> Description of the task
Everything from the line containing "Extract the structured" to the final line of the records below should be given again exactly, and nothing else.

Start of Dataset entries

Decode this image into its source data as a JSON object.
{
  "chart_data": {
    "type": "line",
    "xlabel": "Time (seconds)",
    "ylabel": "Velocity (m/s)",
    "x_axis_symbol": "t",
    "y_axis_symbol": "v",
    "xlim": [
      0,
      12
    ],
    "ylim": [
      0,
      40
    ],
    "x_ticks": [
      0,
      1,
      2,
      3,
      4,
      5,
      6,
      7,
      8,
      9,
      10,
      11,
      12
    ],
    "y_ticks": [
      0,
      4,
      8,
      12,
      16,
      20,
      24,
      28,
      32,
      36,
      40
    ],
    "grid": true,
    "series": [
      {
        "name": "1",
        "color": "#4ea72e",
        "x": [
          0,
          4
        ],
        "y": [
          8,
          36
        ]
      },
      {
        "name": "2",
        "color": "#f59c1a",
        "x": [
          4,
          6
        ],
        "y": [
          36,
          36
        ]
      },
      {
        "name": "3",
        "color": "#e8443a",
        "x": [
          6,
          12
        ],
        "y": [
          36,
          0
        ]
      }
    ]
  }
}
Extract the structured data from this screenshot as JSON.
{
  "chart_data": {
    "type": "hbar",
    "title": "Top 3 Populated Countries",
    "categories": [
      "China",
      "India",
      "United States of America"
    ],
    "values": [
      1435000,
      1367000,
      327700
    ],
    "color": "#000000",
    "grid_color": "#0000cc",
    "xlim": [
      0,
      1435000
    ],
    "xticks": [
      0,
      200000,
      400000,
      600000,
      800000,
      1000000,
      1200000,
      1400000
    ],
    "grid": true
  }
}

End of Dataset entries

> Output below
Extract the structured data from this screenshot as JSON.
{
  "chart_data": {
    "type": "hbar",
    "title": "Top 3 Populated Countries",
    "categories": [
      "China",
      "India",
      "United States of America"
    ],
    "values": [
      1435000,
      1367000,
      327700
    ],
    "color": "#000000",
    "grid_color": "#0000cc",
    "xlim": [
      0,
      1435000
    ],
    "xticks": [
      0,
      200000,
      400000,
      600000,
      800000,
      1000000,
      1200000,
      1400000
    ],
    "grid": true
  }
}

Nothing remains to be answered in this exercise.